═══ RECORDS TO USE ═══

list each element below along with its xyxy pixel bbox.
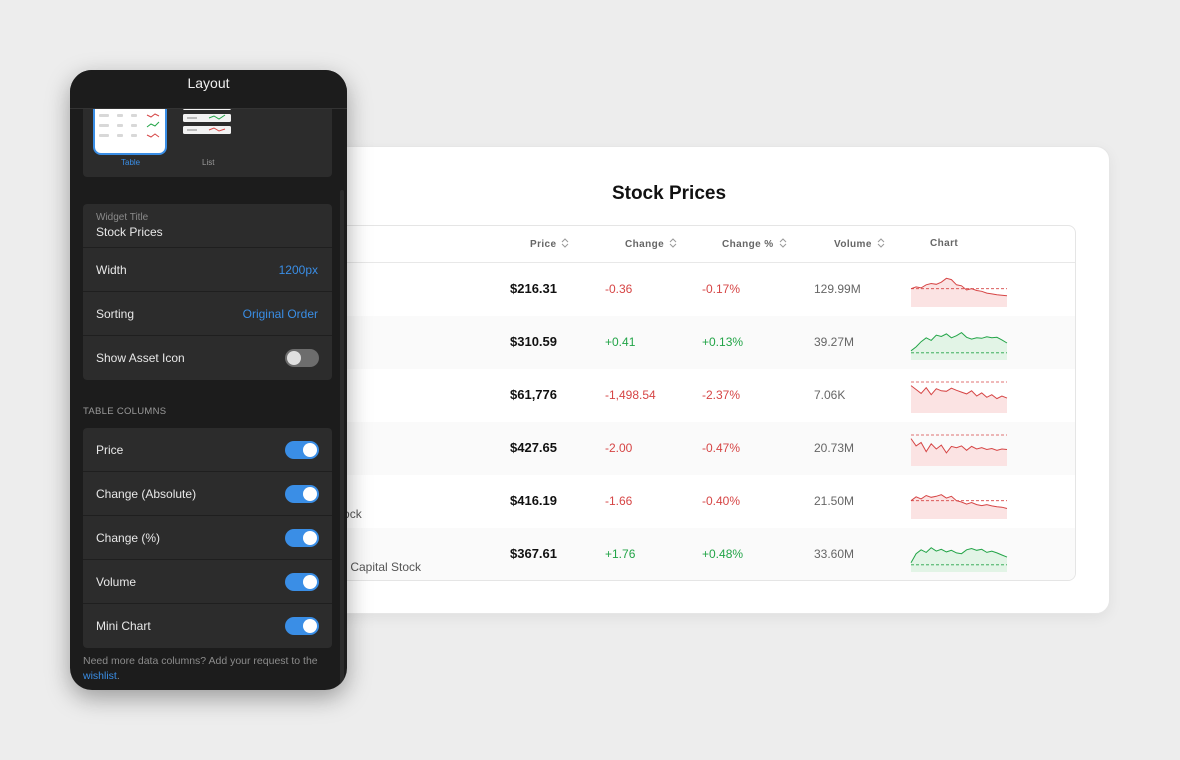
column-toggle-row: Mini Chart — [83, 604, 332, 648]
price-cell: $416.19 — [510, 493, 557, 508]
column-header-chart: Chart — [930, 238, 959, 249]
volume-cell: 39.27M — [814, 335, 855, 349]
column-header-price[interactable]: Price — [530, 238, 569, 250]
table-row: $61,776 -1,498.54 -2.37% 7.06K — [310, 369, 1075, 422]
change-cell: -1,498.54 — [605, 388, 656, 402]
mini-chart — [910, 547, 1008, 572]
footer-note: Need more data columns? Add your request… — [83, 655, 318, 682]
price-cell: $427.65 — [510, 440, 557, 455]
price-cell: $310.59 — [510, 334, 557, 349]
table-row: $216.31 -0.36 -0.17% 129.99M — [310, 263, 1075, 316]
table-row: mon Stock$416.19-1.66-0.40%21.50M — [310, 475, 1075, 528]
stock-widget-card: Stock Prices Price Change Change % Volum… — [228, 146, 1110, 614]
change-pct-cell: -0.47% — [702, 441, 741, 455]
mini-chart-area — [911, 494, 1007, 519]
column-toggle-switch[interactable] — [285, 529, 319, 547]
width-setting-value: 1200px — [278, 263, 318, 277]
width-setting[interactable]: Width 1200px — [83, 248, 332, 292]
volume-cell: 7.06K — [814, 388, 846, 402]
widget-title: Stock Prices — [611, 183, 727, 204]
column-toggle-switch[interactable] — [285, 573, 319, 591]
volume-cell: 33.60M — [814, 547, 855, 561]
mini-chart-area — [911, 332, 1007, 360]
mini-chart — [910, 381, 1008, 413]
volume-cell: 21.50M — [814, 494, 855, 508]
sort-icon — [877, 238, 885, 248]
price-cell: $216.31 — [510, 281, 557, 296]
wishlist-link[interactable]: wishlist — [83, 670, 117, 682]
widget-title-field[interactable]: Widget Title Stock Prices — [83, 204, 332, 248]
change-pct-cell: -0.40% — [702, 494, 741, 508]
price-cell: $61,776 — [510, 387, 557, 402]
mini-chart — [910, 331, 1008, 360]
change-cell: -2.00 — [605, 441, 633, 455]
change-pct-cell: +0.48% — [702, 547, 744, 561]
column-toggle-row: Change (%) — [83, 516, 332, 560]
change-cell: -1.66 — [605, 494, 633, 508]
sorting-setting-value: Original Order — [242, 307, 318, 321]
widget-title-field-label: Widget Title — [96, 212, 149, 223]
sorting-setting[interactable]: Sorting Original Order — [83, 292, 332, 336]
change-pct-cell: -0.17% — [702, 282, 741, 296]
column-toggle-row: Change (Absolute) — [83, 472, 332, 516]
sort-icon — [562, 238, 569, 248]
sorting-setting-label: Sorting — [96, 307, 135, 321]
price-cell: $367.61 — [510, 546, 557, 561]
column-toggle-label: Change (%) — [96, 531, 161, 545]
show-asset-icon-label: Show Asset Icon — [96, 351, 185, 365]
mini-chart-area — [911, 438, 1007, 466]
width-setting-label: Width — [96, 263, 127, 277]
list-layout-preview-icon — [183, 104, 231, 134]
change-cell: +1.76 — [605, 547, 636, 561]
mini-chart-area — [911, 385, 1007, 413]
layout-option-list[interactable] — [181, 104, 235, 138]
column-toggle-switch[interactable] — [285, 485, 319, 503]
table-header: Price Change Change % Volume Chart — [310, 226, 1075, 263]
layout-settings-panel: Layout Table List Widget Title Stock Pri… — [70, 70, 347, 690]
column-toggle-label: Mini Chart — [96, 619, 151, 633]
widget-title-field-value: Stock Prices — [96, 225, 163, 239]
table-columns-section-label: TABLE COLUMNS — [83, 406, 167, 417]
table-body: $216.31 -0.36 -0.17% 129.99M $310.59 +0.41 +0.… — [310, 263, 1075, 580]
volume-cell: 20.73M — [814, 441, 855, 455]
column-toggle-switch[interactable] — [285, 617, 319, 635]
mini-chart — [910, 494, 1008, 519]
stock-table: Price Change Change % Volume Chart $216.… — [309, 225, 1076, 581]
volume-cell: 129.99M — [814, 282, 861, 296]
general-settings-group: Widget Title Stock Prices Width 1200px S… — [83, 204, 332, 380]
column-toggle-label: Change (Absolute) — [96, 487, 197, 501]
change-pct-cell: -2.37% — [702, 388, 741, 402]
column-toggle-switch[interactable] — [285, 441, 319, 459]
table-columns-group: Price Change (Absolute) Change (%) Volume Mi… — [83, 428, 332, 648]
panel-scrollbar[interactable] — [340, 190, 344, 690]
mini-chart — [910, 434, 1008, 466]
change-cell: -0.36 — [605, 282, 633, 296]
mini-chart — [910, 277, 1008, 307]
sort-icon — [669, 238, 677, 248]
show-asset-icon-toggle[interactable] — [285, 349, 319, 367]
column-toggle-row: Price — [83, 428, 332, 472]
layout-picker: Table List — [83, 100, 332, 177]
column-toggle-row: Volume — [83, 560, 332, 604]
column-header-volume[interactable]: Volume — [834, 238, 885, 250]
change-cell: +0.41 — [605, 335, 636, 349]
mini-chart-area — [911, 278, 1007, 307]
show-asset-icon-setting: Show Asset Icon — [83, 336, 332, 380]
column-toggle-label: Volume — [96, 575, 137, 589]
table-row: Class C Capital Stock $367.61 +1.76 +0.48% 3… — [310, 528, 1075, 580]
panel-title: Layout — [70, 70, 347, 109]
column-header-change[interactable]: Change — [625, 238, 677, 250]
sort-icon — [779, 238, 786, 248]
layout-option-list-label: List — [202, 158, 215, 167]
column-header-change-pct[interactable]: Change % — [722, 238, 787, 250]
column-toggle-label: Price — [96, 443, 124, 457]
change-pct-cell: +0.13% — [702, 335, 744, 349]
layout-option-table-label: Table — [121, 158, 141, 167]
table-row: $310.59 +0.41 +0.13% 39.27M — [310, 316, 1075, 369]
table-row: p$427.65-2.00-0.47%20.73M — [310, 422, 1075, 475]
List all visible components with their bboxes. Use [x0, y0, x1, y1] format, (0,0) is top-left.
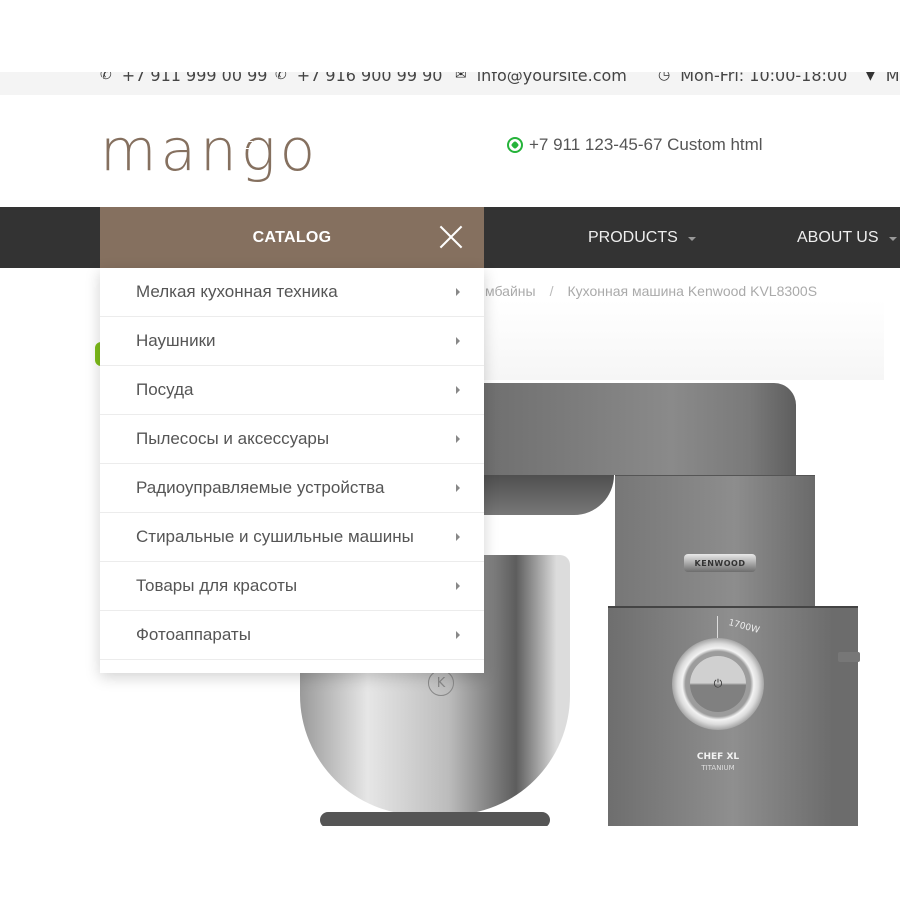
chevron-right-icon — [456, 386, 460, 394]
topbar-phone-1[interactable]: ✆ +7 911 999 00 99 — [100, 72, 267, 85]
topbar-hours: ◷ Mon-Fri: 10:00-18:00 — [658, 72, 847, 85]
envelope-icon: ✉ — [455, 72, 467, 83]
catalog-item-rc-devices[interactable]: Радиоуправляемые устройства — [100, 464, 484, 513]
catalog-item-small-kitchen-appliances[interactable]: Мелкая кухонная техника — [100, 268, 484, 317]
logo-g: g — [240, 116, 280, 184]
topbar-address[interactable]: ▼ M — [865, 72, 900, 85]
whatsapp-icon — [507, 137, 523, 153]
mixer-handle — [838, 652, 860, 662]
caret-down-icon — [687, 236, 696, 241]
catalog-item-washing-machines[interactable]: Стиральные и сушильные машины — [100, 513, 484, 562]
power-icon: ⏻ — [690, 656, 746, 712]
chevron-right-icon — [456, 484, 460, 492]
catalog-dropdown-menu: Мелкая кухонная техника Наушники Посуда … — [100, 268, 484, 673]
phone-icon: ✆ — [275, 72, 287, 83]
map-marker-icon: ▼ — [865, 72, 876, 83]
chevron-right-icon — [456, 435, 460, 443]
breadcrumb: мбайны / Кухонная машина Kenwood KVL8300… — [485, 283, 817, 299]
close-icon[interactable] — [438, 224, 464, 250]
chevron-right-icon — [456, 533, 460, 541]
topbar-email[interactable]: ✉ info@yoursite.com — [455, 72, 627, 85]
logo[interactable]: mang o — [100, 115, 319, 185]
model-label: CHEF XL TITANIUM — [696, 752, 740, 772]
catalog-item-beauty[interactable]: Товары для красоты — [100, 562, 484, 611]
brand-badge: KENWOOD — [684, 554, 756, 572]
breadcrumb-current: Кухонная машина Kenwood KVL8300S — [567, 283, 818, 299]
main-navbar: CATALOG PRODUCTS ABOUT US — [0, 207, 900, 268]
phone-icon: ✆ — [100, 72, 112, 83]
header-phone[interactable]: +7 911 123-45-67 Custom html — [507, 135, 763, 155]
catalog-item-dishes[interactable]: Посуда — [100, 366, 484, 415]
chevron-right-icon — [456, 631, 460, 639]
catalog-button[interactable]: CATALOG — [100, 207, 484, 268]
catalog-item-cameras[interactable]: Фотоаппараты — [100, 611, 484, 660]
catalog-item-vacuums[interactable]: Пылесосы и аксессуары — [100, 415, 484, 464]
product-image-backdrop — [484, 300, 884, 380]
chevron-right-icon — [456, 288, 460, 296]
breadcrumb-item[interactable]: мбайны — [485, 283, 536, 299]
caret-down-icon — [888, 236, 897, 241]
chevron-right-icon — [456, 582, 460, 590]
clock-icon: ◷ — [658, 72, 671, 83]
chevron-right-icon — [456, 337, 460, 345]
bowl-logo: K — [428, 670, 454, 696]
nav-item-products[interactable]: PRODUCTS — [588, 207, 696, 268]
power-knob: ⏻ — [672, 638, 764, 730]
site-header: mang o +7 911 123-45-67 Custom html — [0, 95, 900, 207]
bowl-rim — [320, 812, 550, 826]
mixer-head-underside — [484, 475, 614, 515]
mixer-body — [615, 475, 815, 606]
catalog-item-headphones[interactable]: Наушники — [100, 317, 484, 366]
top-info-bar: ✆ +7 911 999 00 99 ✆ +7 916 900 99 90 ✉ … — [0, 72, 900, 95]
nav-item-about-us[interactable]: ABOUT US — [797, 207, 897, 268]
topbar-phone-2[interactable]: ✆ +7 916 900 99 90 — [275, 72, 442, 85]
mixer-head — [484, 383, 796, 475]
breadcrumb-separator: / — [549, 283, 554, 299]
power-indicator-line — [717, 616, 718, 638]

═══

Copy the lines exactly, beginning at the line that contains "chevron-right-icon — [456, 386, 460, 394]" and ending after the line that contains "breadcrumb-current: Кухонная машина".

§ **OUTPUT BELOW**:
chevron-right-icon — [456, 386, 460, 394]
topbar-phone-1[interactable]: ✆ +7 911 999 00 99 — [100, 72, 267, 85]
topbar-hours: ◷ Mon-Fri: 10:00-18:00 — [658, 72, 847, 85]
envelope-icon: ✉ — [455, 72, 467, 83]
catalog-item-rc-devices[interactable]: Радиоуправляемые устройства — [100, 464, 484, 513]
catalog-item-small-kitchen-appliances[interactable]: Мелкая кухонная техника — [100, 268, 484, 317]
logo-g: g — [240, 116, 280, 184]
topbar-address[interactable]: ▼ M — [865, 72, 900, 85]
whatsapp-icon — [507, 137, 523, 153]
mixer-handle — [838, 652, 860, 662]
caret-down-icon — [687, 236, 696, 241]
catalog-item-washing-machines[interactable]: Стиральные и сушильные машины — [100, 513, 484, 562]
power-icon: ⏻ — [690, 656, 746, 712]
chevron-right-icon — [456, 484, 460, 492]
catalog-dropdown-menu: Мелкая кухонная техника Наушники Посуда … — [100, 268, 484, 673]
phone-icon: ✆ — [275, 72, 287, 83]
map-marker-icon: ▼ — [865, 72, 876, 83]
chevron-right-icon — [456, 435, 460, 443]
breadcrumb: мбайны / Кухонная машина Kenwood KVL8300… — [485, 283, 817, 299]
close-icon[interactable] — [438, 224, 464, 250]
chevron-right-icon — [456, 533, 460, 541]
topbar-email[interactable]: ✉ info@yoursite.com — [455, 72, 627, 85]
logo[interactable]: mang o — [100, 115, 319, 185]
model-label: CHEF XL TITANIUM — [696, 752, 740, 772]
catalog-item-beauty[interactable]: Товары для красоты — [100, 562, 484, 611]
brand-badge: KENWOOD — [684, 554, 756, 572]
breadcrumb-current: Кухонная машина Kenwood KVL8300S — [567, 283, 818, 299]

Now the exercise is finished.